◆ PROVIDED MATERIAL:
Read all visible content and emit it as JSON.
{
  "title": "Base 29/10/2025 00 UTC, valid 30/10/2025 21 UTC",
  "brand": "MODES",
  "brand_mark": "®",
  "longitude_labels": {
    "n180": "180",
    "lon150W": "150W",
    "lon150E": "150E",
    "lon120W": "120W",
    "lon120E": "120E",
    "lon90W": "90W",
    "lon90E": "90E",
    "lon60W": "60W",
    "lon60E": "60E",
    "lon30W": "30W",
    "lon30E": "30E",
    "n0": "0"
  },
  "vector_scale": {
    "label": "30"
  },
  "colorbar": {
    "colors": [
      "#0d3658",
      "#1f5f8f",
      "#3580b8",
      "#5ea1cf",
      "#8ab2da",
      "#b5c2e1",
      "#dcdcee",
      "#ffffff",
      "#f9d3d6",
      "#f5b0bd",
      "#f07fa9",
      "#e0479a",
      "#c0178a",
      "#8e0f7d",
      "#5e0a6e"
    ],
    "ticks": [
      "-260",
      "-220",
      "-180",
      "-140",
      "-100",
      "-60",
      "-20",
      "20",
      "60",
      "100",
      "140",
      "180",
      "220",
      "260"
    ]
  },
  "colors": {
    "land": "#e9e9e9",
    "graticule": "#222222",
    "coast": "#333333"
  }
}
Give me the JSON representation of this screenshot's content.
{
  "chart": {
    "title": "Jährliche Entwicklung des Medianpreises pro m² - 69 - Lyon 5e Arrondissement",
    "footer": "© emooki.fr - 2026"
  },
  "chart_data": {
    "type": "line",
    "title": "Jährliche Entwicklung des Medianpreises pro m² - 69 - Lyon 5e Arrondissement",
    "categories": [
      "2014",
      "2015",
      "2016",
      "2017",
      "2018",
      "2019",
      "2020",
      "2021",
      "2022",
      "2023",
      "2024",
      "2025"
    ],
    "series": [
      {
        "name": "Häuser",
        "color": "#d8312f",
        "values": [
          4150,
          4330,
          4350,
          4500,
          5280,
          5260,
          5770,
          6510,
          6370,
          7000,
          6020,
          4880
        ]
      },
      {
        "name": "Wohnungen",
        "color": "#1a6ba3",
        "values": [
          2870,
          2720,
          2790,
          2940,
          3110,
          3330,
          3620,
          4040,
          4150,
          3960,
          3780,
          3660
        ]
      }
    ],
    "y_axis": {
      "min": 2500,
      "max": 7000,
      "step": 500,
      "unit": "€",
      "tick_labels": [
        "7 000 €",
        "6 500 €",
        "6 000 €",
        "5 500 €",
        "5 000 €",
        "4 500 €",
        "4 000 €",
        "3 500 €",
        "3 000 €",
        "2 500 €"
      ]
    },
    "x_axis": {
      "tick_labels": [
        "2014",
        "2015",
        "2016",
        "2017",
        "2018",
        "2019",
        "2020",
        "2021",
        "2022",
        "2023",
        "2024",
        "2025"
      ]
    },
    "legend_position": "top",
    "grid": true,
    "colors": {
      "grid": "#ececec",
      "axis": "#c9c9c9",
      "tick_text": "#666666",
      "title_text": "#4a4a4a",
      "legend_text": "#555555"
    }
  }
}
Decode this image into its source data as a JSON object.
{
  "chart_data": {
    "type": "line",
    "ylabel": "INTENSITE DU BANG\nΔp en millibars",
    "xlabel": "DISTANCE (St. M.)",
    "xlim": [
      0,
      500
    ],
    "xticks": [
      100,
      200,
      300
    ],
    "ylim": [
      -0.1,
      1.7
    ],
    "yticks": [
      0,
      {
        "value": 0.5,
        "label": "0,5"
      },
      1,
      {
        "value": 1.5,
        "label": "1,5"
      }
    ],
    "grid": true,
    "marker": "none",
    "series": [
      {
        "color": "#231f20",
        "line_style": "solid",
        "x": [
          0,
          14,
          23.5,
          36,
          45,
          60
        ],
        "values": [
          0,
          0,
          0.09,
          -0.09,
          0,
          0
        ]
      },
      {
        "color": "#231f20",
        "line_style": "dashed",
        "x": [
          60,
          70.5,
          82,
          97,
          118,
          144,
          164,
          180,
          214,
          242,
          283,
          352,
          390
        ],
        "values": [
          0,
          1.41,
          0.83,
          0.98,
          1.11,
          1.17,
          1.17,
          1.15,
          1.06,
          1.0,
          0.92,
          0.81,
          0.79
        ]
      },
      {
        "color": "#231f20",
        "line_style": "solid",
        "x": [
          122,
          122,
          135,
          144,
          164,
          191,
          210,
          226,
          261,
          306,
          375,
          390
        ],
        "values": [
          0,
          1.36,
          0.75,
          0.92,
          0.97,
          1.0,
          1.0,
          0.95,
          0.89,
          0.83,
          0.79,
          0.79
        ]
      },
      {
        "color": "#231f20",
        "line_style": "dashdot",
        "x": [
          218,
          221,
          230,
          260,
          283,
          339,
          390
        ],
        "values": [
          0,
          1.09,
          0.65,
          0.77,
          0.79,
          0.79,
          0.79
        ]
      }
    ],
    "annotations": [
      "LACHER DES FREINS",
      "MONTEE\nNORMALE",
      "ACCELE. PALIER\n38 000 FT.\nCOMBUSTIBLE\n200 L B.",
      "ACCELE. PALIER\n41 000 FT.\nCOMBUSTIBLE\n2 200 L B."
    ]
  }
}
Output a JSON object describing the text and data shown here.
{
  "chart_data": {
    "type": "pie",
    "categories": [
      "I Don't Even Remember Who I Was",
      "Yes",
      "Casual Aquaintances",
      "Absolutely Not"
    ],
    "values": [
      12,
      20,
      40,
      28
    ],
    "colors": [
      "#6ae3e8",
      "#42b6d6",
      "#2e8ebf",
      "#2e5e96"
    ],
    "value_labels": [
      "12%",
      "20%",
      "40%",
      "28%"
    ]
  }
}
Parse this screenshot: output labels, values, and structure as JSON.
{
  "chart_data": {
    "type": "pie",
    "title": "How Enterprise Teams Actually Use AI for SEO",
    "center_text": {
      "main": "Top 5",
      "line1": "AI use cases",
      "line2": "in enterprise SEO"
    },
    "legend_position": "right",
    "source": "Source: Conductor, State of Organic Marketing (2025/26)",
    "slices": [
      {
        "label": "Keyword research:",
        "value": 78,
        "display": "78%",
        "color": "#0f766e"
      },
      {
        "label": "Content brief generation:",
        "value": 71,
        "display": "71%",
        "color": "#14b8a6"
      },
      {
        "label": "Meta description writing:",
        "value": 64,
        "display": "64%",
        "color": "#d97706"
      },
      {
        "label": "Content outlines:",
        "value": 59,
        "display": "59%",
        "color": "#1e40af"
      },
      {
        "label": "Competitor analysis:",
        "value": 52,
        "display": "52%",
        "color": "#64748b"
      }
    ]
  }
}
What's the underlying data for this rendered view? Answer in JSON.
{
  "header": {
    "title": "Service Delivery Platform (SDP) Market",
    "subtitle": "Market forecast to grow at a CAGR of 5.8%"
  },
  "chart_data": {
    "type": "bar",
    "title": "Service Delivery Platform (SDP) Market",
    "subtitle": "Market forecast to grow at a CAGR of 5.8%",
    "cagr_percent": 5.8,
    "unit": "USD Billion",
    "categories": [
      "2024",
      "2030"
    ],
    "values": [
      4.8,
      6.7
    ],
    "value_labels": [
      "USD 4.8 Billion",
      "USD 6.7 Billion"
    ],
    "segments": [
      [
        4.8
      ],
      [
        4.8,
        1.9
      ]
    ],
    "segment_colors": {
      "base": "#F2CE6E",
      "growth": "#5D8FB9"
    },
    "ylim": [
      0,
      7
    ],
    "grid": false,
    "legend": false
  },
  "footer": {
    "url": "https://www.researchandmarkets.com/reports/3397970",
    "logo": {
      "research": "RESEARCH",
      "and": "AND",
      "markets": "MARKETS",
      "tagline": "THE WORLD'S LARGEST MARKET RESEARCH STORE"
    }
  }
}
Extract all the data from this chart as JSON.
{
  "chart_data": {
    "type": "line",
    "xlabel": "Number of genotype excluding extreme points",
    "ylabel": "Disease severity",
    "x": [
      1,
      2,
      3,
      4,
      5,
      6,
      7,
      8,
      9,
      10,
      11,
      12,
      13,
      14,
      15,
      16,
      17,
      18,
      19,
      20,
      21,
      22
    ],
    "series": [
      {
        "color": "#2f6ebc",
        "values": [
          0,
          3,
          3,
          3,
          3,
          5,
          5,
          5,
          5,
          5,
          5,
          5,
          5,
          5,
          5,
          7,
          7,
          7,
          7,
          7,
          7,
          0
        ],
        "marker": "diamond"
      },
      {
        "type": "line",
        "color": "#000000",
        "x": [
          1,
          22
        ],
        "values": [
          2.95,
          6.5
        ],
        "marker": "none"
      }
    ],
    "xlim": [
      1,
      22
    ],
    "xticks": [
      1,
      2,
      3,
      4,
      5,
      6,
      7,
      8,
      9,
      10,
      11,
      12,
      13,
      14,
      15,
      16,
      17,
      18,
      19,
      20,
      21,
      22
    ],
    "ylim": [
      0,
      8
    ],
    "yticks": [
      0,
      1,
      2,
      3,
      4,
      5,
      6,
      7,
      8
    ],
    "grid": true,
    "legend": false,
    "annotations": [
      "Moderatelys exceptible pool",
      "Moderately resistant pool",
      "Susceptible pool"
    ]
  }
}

◆ SET PROBLEM: Using the listing above, work out how many of its lines include "false", and give only the result.

◆ WRITTEN SOLUTION: 3